__OBJECTIVE__: Can you filter the records below down to the lines that contain the string "Ejemplos"? Copy each such line, treating uppercase and lowercase letters as different.

__PROVIDED RECORDS__:
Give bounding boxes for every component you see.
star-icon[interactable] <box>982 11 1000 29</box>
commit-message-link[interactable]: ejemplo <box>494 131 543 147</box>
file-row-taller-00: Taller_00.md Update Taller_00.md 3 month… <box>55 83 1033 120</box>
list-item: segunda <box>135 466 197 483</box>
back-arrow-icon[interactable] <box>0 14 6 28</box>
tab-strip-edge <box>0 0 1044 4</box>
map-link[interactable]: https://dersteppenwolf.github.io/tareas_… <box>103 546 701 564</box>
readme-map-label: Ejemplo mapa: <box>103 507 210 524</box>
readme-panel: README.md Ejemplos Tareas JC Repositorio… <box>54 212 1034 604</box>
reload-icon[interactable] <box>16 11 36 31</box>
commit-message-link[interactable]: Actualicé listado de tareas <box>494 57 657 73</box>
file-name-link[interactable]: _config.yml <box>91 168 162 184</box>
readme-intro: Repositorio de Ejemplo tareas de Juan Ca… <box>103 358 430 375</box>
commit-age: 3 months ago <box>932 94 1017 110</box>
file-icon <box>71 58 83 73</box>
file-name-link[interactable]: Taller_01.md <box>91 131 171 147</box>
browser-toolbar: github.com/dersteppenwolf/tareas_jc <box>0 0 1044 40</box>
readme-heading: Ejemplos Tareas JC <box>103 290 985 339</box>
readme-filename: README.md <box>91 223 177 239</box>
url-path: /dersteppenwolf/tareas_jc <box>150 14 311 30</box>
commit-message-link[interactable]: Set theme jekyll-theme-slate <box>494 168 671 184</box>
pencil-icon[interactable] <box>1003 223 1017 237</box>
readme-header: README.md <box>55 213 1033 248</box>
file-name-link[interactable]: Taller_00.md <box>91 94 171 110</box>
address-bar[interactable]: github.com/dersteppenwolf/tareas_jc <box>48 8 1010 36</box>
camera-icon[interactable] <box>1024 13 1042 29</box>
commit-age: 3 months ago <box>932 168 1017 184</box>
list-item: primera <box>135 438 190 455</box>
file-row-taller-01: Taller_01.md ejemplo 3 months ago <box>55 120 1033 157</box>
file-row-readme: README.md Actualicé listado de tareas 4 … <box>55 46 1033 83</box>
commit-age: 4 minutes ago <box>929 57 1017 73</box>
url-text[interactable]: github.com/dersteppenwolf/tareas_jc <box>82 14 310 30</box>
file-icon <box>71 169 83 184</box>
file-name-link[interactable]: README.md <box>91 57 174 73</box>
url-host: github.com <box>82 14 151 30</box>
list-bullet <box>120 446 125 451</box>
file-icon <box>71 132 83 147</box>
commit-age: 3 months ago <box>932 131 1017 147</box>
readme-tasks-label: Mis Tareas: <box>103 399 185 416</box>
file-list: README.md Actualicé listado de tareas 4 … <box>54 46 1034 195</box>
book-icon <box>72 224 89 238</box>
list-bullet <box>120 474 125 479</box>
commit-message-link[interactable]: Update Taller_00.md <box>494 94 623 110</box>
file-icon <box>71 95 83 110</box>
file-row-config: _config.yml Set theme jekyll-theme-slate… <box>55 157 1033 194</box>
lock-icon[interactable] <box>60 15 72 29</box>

__RESPONSE__:
readme-panel: README.md Ejemplos Tareas JC Repositorio… <box>54 212 1034 604</box>
readme-heading: Ejemplos Tareas JC <box>103 290 985 339</box>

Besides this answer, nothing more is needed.